____ Excerpted text
= Google Gadgets =

Dynamic web content

Google Gadgets are dynamic web content that can be embedded on a web page. They can be added to and interact strongly with Google's iGoogle personalized home page (discontinued in November 2013, although iGoogle Gadgets still work on other websites) and the Google Desktop (discontinued in September 2011) application, as well as Google Wave (also no longer supported by Google) and Google Sites. Webmasters can add and customize a gadget to their own business or personal web site, a process called "syndication".

Gadgets are developed by Google and third-party developers using the Google Gadgets API, using basic web technologies such as XML and JavaScript.

==Multi-user persistent - Wave Gadgets==
With the advent of Google Wave (now Apache Wave), gadgets became able to have persistent storage and multi-user capabilities and better state management. Gadgets using Google Wave in this way were simply known as 'Wave Gadgets'. For instance, a game written using a Google Gadget could use Google Wave technology to record a list of users and high scores without having to worry about how to permanently store the scores on a hosted server. The use of Google Wave would give the gadget multi-user and permanent storage capabilities. For example, scores could be stored in a Google Wave hosted permanently by Google at no cost to the user.

As of early 2013, Google Gadgets were deprecated in Google Spreadsheets. Shortly after, they were removed from all spreadsheets.

==Technology==
Google Gadgets are written in XML and can have HTML and JavaScript components, and were able to use Google Wave.

Here is an example of a Hello World program written using Google Gadget technology.

<?xml version="1.0" encoding="UTF-8" ?>
<Module>
<ModulePrefs title="Hello world example" />
<Content type="html"><![CDATA[
<marquee>Hello world!</marquee>
]]></Content>
</Module>

Google Gadgets API is a Google API which allows developers to create Google Gadgets easily.
________
____ Given records
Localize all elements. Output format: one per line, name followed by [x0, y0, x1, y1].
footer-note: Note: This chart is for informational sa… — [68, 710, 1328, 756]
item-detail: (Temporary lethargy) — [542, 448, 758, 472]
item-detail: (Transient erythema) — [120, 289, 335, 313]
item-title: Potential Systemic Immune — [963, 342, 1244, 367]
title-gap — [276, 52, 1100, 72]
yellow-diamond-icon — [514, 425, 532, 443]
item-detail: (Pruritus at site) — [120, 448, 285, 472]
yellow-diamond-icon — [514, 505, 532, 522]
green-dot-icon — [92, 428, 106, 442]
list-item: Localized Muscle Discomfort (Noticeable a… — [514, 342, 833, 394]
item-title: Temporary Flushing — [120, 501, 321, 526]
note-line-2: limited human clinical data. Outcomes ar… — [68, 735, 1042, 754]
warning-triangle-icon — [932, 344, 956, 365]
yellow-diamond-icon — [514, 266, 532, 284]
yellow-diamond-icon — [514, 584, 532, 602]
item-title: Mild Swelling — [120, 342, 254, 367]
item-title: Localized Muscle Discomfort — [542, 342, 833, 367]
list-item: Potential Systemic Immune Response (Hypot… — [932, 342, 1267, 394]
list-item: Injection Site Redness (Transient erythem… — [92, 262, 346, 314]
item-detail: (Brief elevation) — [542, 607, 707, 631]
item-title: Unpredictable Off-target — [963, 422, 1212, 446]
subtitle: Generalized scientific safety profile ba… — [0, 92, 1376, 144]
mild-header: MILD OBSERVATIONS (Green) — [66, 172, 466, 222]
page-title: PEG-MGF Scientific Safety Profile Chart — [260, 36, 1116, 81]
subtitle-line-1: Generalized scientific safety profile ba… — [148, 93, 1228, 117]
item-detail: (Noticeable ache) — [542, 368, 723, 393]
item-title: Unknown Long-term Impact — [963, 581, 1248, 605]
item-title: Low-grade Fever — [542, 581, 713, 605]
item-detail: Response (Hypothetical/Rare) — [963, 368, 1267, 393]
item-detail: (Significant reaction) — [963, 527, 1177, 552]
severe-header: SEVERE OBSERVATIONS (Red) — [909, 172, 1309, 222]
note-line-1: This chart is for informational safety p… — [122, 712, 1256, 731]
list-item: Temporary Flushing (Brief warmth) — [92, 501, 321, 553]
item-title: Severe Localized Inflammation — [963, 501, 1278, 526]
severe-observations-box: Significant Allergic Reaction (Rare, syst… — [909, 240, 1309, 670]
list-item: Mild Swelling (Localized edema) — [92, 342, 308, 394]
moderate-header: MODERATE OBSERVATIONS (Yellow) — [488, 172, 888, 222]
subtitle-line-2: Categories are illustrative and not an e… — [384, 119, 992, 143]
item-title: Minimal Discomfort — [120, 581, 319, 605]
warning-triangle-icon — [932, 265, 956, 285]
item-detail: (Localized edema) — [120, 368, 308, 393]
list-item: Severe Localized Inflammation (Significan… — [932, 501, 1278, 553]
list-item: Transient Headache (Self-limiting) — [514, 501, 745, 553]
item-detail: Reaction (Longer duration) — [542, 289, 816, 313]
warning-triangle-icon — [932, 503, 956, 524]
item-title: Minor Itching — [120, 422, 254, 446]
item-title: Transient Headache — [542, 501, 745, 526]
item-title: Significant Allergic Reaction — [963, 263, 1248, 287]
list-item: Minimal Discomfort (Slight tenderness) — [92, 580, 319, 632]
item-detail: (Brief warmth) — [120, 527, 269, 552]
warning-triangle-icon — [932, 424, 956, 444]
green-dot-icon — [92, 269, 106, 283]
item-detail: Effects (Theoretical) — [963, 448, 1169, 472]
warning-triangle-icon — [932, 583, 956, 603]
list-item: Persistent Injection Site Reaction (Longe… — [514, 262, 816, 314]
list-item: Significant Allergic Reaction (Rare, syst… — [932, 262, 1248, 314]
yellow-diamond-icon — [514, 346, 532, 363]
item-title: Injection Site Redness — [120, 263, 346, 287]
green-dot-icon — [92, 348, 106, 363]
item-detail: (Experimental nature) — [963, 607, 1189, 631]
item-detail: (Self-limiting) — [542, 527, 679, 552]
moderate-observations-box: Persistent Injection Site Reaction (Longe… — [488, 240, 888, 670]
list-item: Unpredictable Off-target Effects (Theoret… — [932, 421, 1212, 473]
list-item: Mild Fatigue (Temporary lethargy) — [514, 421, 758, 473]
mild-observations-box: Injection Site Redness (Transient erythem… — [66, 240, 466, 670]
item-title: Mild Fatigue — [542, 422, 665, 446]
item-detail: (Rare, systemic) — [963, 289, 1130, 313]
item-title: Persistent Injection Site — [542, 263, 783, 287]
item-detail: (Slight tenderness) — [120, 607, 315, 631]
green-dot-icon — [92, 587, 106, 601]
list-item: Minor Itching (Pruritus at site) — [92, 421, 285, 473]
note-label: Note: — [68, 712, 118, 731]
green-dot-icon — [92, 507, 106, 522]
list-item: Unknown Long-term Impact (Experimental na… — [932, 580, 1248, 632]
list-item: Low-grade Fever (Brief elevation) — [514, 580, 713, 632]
________
• What to produce: Rename "Google Spreadsheets" as "Google Sheets" in the Google Gadgets text, from the words "As of early" through "Google Gadget technology.", and write out that whole part.

• Task solution:
As of early 2013, Google Gadgets were deprecated in Google Sheets. Shortly after, they were removed from all spreadsheets.

==Technology==
Google Gadgets are written in XML and can have HTML and JavaScript components, and were able to use Google Wave.

Here is an example of a Hello World program written using Google Gadget technology.